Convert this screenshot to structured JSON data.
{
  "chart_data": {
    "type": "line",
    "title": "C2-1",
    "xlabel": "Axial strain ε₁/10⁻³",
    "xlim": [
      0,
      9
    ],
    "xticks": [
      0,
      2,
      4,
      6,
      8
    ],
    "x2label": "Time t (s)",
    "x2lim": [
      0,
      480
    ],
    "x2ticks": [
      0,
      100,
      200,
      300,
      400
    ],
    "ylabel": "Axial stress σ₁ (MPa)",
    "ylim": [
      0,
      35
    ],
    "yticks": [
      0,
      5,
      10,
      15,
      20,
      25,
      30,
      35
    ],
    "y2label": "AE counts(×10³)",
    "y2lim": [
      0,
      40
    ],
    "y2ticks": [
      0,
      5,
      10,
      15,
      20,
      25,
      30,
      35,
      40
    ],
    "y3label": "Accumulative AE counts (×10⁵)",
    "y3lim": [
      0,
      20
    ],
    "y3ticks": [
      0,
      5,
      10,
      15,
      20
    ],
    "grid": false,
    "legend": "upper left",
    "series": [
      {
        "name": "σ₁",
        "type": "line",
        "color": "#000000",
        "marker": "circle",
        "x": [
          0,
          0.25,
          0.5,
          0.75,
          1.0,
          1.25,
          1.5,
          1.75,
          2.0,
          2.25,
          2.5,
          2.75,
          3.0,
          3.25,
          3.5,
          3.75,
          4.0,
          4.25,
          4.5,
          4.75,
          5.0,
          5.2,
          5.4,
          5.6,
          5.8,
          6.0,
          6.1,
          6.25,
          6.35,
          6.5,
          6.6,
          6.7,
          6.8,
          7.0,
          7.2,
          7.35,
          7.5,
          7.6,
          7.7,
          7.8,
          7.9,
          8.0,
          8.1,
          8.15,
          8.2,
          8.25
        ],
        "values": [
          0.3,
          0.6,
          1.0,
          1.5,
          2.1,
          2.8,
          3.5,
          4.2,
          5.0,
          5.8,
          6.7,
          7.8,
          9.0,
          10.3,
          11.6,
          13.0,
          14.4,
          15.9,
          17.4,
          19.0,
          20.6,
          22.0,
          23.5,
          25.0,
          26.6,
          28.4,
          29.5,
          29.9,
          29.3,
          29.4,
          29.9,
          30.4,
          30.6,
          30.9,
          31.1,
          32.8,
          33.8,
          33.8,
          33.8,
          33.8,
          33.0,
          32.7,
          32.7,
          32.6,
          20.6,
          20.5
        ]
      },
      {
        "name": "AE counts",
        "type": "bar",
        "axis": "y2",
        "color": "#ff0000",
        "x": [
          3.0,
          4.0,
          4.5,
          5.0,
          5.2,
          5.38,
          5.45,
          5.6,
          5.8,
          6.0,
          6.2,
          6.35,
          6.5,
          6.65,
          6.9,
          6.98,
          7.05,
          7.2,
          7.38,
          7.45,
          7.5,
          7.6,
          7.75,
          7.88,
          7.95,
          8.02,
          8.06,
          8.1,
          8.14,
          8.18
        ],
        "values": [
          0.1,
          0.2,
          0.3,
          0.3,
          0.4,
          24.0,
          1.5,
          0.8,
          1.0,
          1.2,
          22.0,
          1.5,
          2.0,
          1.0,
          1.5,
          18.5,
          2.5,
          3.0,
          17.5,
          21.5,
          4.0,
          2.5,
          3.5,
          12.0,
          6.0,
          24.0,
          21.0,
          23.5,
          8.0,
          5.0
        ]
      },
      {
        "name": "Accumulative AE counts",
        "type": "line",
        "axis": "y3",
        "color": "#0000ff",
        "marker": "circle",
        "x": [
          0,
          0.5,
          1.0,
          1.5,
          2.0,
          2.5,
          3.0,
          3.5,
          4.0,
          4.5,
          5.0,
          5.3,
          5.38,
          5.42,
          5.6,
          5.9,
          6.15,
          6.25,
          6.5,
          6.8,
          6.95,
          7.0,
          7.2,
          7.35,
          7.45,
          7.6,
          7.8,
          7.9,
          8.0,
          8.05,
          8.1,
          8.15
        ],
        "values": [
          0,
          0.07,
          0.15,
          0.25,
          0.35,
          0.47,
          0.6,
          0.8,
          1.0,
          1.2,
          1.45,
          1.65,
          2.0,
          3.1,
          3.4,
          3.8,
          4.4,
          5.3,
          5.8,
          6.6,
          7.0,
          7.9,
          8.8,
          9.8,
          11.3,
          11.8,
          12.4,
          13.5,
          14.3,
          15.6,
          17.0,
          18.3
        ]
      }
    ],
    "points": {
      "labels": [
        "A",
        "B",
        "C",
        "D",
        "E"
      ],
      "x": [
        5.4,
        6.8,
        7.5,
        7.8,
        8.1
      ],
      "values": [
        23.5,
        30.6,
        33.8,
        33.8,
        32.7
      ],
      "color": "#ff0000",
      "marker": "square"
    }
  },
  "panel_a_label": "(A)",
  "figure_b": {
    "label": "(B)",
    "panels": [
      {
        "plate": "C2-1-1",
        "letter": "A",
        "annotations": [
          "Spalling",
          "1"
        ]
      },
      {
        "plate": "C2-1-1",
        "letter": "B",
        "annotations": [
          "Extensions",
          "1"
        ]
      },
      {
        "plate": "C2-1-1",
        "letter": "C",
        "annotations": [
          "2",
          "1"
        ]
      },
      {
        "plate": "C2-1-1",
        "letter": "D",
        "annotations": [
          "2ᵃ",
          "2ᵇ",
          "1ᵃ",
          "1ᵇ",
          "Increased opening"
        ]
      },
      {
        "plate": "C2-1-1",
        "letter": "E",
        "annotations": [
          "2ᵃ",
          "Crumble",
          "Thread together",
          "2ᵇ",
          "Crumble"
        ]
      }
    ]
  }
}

· · · · · · ·

_Written exercise_
Copy out each record, keeping every word as it is.

_Answer for the task_
Convert this screenshot to structured JSON data.
{
  "chart_data": {
    "type": "line",
    "title": "C2-1",
    "xlabel": "Axial strain ε₁/10⁻³",
    "xlim": [
      0,
      9
    ],
    "xticks": [
      0,
      2,
      4,
      6,
      8
    ],
    "x2label": "Time t (s)",
    "x2lim": [
      0,
      480
    ],
    "x2ticks": [
      0,
      100,
      200,
      300,
      400
    ],
    "ylabel": "Axial stress σ₁ (MPa)",
    "ylim": [
      0,
      35
    ],
    "yticks": [
      0,
      5,
      10,
      15,
      20,
      25,
      30,
      35
    ],
    "y2label": "AE counts(×10³)",
    "y2lim": [
      0,
      40
    ],
    "y2ticks": [
      0,
      5,
      10,
      15,
      20,
      25,
      30,
      35,
      40
    ],
    "y3label": "Accumulative AE counts (×10⁵)",
    "y3lim": [
      0,
      20
    ],
    "y3ticks": [
      0,
      5,
      10,
      15,
      20
    ],
    "grid": false,
    "legend": "upper left",
    "series": [
      {
        "name": "σ₁",
        "type": "line",
        "color": "#000000",
        "marker": "circle",
        "x": [
          0,
          0.25,
          0.5,
          0.75,
          1.0,
          1.25,
          1.5,
          1.75,
          2.0,
          2.25,
          2.5,
          2.75,
          3.0,
          3.25,
          3.5,
          3.75,
          4.0,
          4.25,
          4.5,
          4.75,
          5.0,
          5.2,
          5.4,
          5.6,
          5.8,
          6.0,
          6.1,
          6.25,
          6.35,
          6.5,
          6.6,
          6.7,
          6.8,
          7.0,
          7.2,
          7.35,
          7.5,
          7.6,
          7.7,
          7.8,
          7.9,
          8.0,
          8.1,
          8.15,
          8.2,
          8.25
        ],
        "values": [
          0.3,
          0.6,
          1.0,
          1.5,
          2.1,
          2.8,
          3.5,
          4.2,
          5.0,
          5.8,
          6.7,
          7.8,
          9.0,
          10.3,
          11.6,
          13.0,
          14.4,
          15.9,
          17.4,
          19.0,
          20.6,
          22.0,
          23.5,
          25.0,
          26.6,
          28.4,
          29.5,
          29.9,
          29.3,
          29.4,
          29.9,
          30.4,
          30.6,
          30.9,
          31.1,
          32.8,
          33.8,
          33.8,
          33.8,
          33.8,
          33.0,
          32.7,
          32.7,
          32.6,
          20.6,
          20.5
        ]
      },
      {
        "name": "AE counts",
        "type": "bar",
        "axis": "y2",
        "color": "#ff0000",
        "x": [
          3.0,
          4.0,
          4.5,
          5.0,
          5.2,
          5.38,
          5.45,
          5.6,
          5.8,
          6.0,
          6.2,
          6.35,
          6.5,
          6.65,
          6.9,
          6.98,
          7.05,
          7.2,
          7.38,
          7.45,
          7.5,
          7.6,
          7.75,
          7.88,
          7.95,
          8.02,
          8.06,
          8.1,
          8.14,
          8.18
        ],
        "values": [
          0.1,
          0.2,
          0.3,
          0.3,
          0.4,
          24.0,
          1.5,
          0.8,
          1.0,
          1.2,
          22.0,
          1.5,
          2.0,
          1.0,
          1.5,
          18.5,
          2.5,
          3.0,
          17.5,
          21.5,
          4.0,
          2.5,
          3.5,
          12.0,
          6.0,
          24.0,
          21.0,
          23.5,
          8.0,
          5.0
        ]
      },
      {
        "name": "Accumulative AE counts",
        "type": "line",
        "axis": "y3",
        "color": "#0000ff",
        "marker": "circle",
        "x": [
          0,
          0.5,
          1.0,
          1.5,
          2.0,
          2.5,
          3.0,
          3.5,
          4.0,
          4.5,
          5.0,
          5.3,
          5.38,
          5.42,
          5.6,
          5.9,
          6.15,
          6.25,
          6.5,
          6.8,
          6.95,
          7.0,
          7.2,
          7.35,
          7.45,
          7.6,
          7.8,
          7.9,
          8.0,
          8.05,
          8.1,
          8.15
        ],
        "values": [
          0,
          0.07,
          0.15,
          0.25,
          0.35,
          0.47,
          0.6,
          0.8,
          1.0,
          1.2,
          1.45,
          1.65,
          2.0,
          3.1,
          3.4,
          3.8,
          4.4,
          5.3,
          5.8,
          6.6,
          7.0,
          7.9,
          8.8,
          9.8,
          11.3,
          11.8,
          12.4,
          13.5,
          14.3,
          15.6,
          17.0,
          18.3
        ]
      }
    ],
    "points": {
      "labels": [
        "A",
        "B",
        "C",
        "D",
        "E"
      ],
      "x": [
        5.4,
        6.8,
        7.5,
        7.8,
        8.1
      ],
      "values": [
        23.5,
        30.6,
        33.8,
        33.8,
        32.7
      ],
      "color": "#ff0000",
      "marker": "square"
    }
  },
  "panel_a_label": "(A)",
  "figure_b": {
    "label": "(B)",
    "panels": [
      {
        "plate": "C2-1-1",
        "letter": "A",
        "annotations": [
          "Spalling",
          "1"
        ]
      },
      {
        "plate": "C2-1-1",
        "letter": "B",
        "annotations": [
          "Extensions",
          "1"
        ]
      },
      {
        "plate": "C2-1-1",
        "letter": "C",
        "annotations": [
          "2",
          "1"
        ]
      },
      {
        "plate": "C2-1-1",
        "letter": "D",
        "annotations": [
          "2ᵃ",
          "2ᵇ",
          "1ᵃ",
          "1ᵇ",
          "Increased opening"
        ]
      },
      {
        "plate": "C2-1-1",
        "letter": "E",
        "annotations": [
          "2ᵃ",
          "Crumble",
          "Thread together",
          "2ᵇ",
          "Crumble"
        ]
      }
    ]
  }
}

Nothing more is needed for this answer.